> **Exercise requirements**
Determine which lines of the records include the word "或采购代理机构", and copy them.

> **Records shown**
══════════════════════════════

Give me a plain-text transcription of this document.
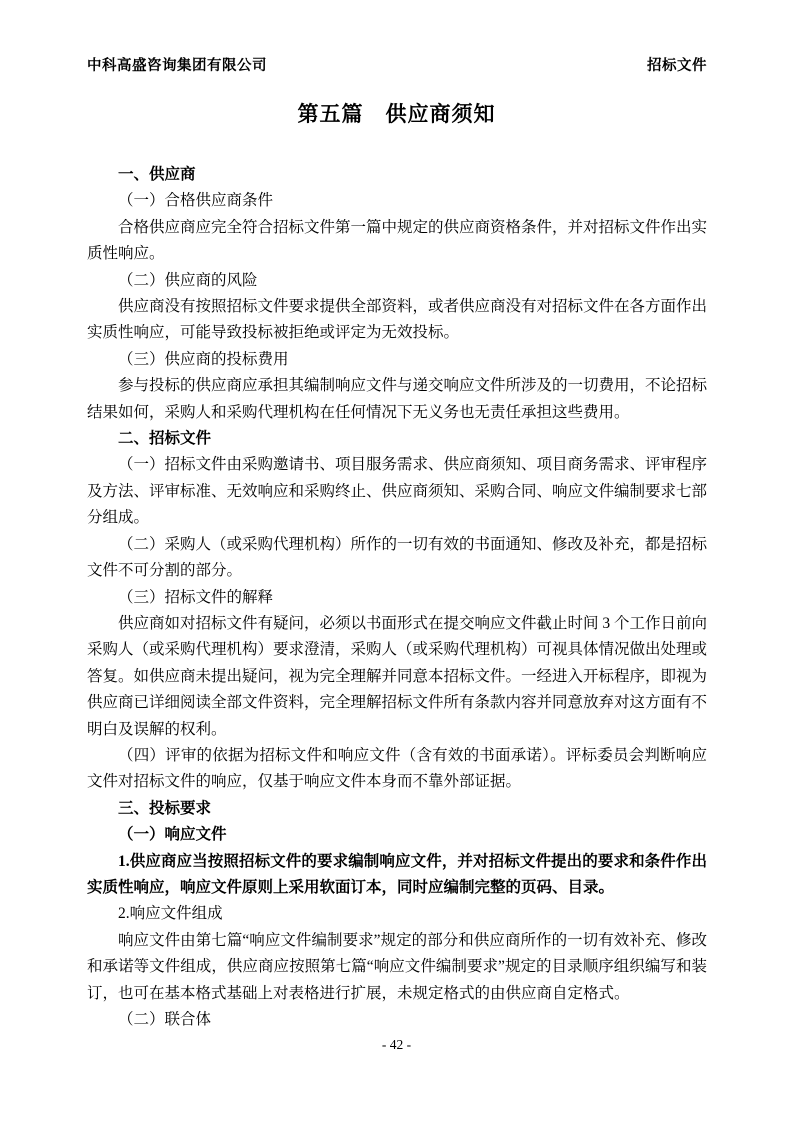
中科高盛咨询集团有限公司	招标文件
第五篇　供应商须知

一、供应商

（一）合格供应商条件

合格供应商应完全符合招标文件第一篇中规定的供应商资格条件，并对招标文件作出实质性响应。

（二）供应商的风险

供应商没有按照招标文件要求提供全部资料，或者供应商没有对招标文件在各方面作出实质性响应，可能导致投标被拒绝或评定为无效投标。

（三）供应商的投标费用

参与投标的供应商应承担其编制响应文件与递交响应文件所涉及的一切费用，不论招标结果如何，采购人和采购代理机构在任何情况下无义务也无责任承担这些费用。

二、招标文件

（一）招标文件由采购邀请书、项目服务需求、供应商须知、项目商务需求、评审程序及方法、评审标准、无效响应和采购终止、供应商须知、采购合同、响应文件编制要求七部分组成。

（二）采购人（或采购代理机构）所作的一切有效的书面通知、修改及补充，都是招标文件不可分割的部分。

（三）招标文件的解释

供应商如对招标文件有疑问，必须以书面形式在提交响应文件截止时间 3 个工作日前向采购人（或采购代理机构）要求澄清，采购人（或采购代理机构）可视具体情况做出处理或答复。如供应商未提出疑问，视为完全理解并同意本招标文件。一经进入开标程序，即视为供应商已详细阅读全部文件资料，完全理解招标文件所有条款内容并同意放弃对这方面有不明白及误解的权利。

（四）评审的依据为招标文件和响应文件（含有效的书面承诺）。评标委员会判断响应文件对招标文件的响应，仅基于响应文件本身而不靠外部证据。

三、投标要求

（一）响应文件

1.供应商应当按照招标文件的要求编制响应文件，并对招标文件提出的要求和条件作出实质性响应，响应文件原则上采用软面订本，同时应编制完整的页码、目录。

2.响应文件组成

响应文件由第七篇“响应文件编制要求”规定的部分和供应商所作的一切有效补充、修改和承诺等文件组成，供应商应按照第七篇“响应文件编制要求”规定的目录顺序组织编写和装订，也可在基本格式基础上对表格进行扩展，未规定格式的由供应商自定格式。

（二）联合体

- 42 -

══════════════════════════════

> **Expected output**
（二）采购人（或采购代理机构）所作的一切有效的书面通知、修改及补充，都是招标文件不可分割的部分。
供应商如对招标文件有疑问，必须以书面形式在提交响应文件截止时间 3 个工作日前向采购人（或采购代理机构）要求澄清，采购人（或采购代理机构）可视具体情况做出处理或答复。如供应商未提出疑问，视为完全理解并同意本招标文件。一经进入开标程序，即视为供应商已详细阅读全部文件资料，完全理解招标文件所有条款内容并同意放弃对这方面有不明白及误解的权利。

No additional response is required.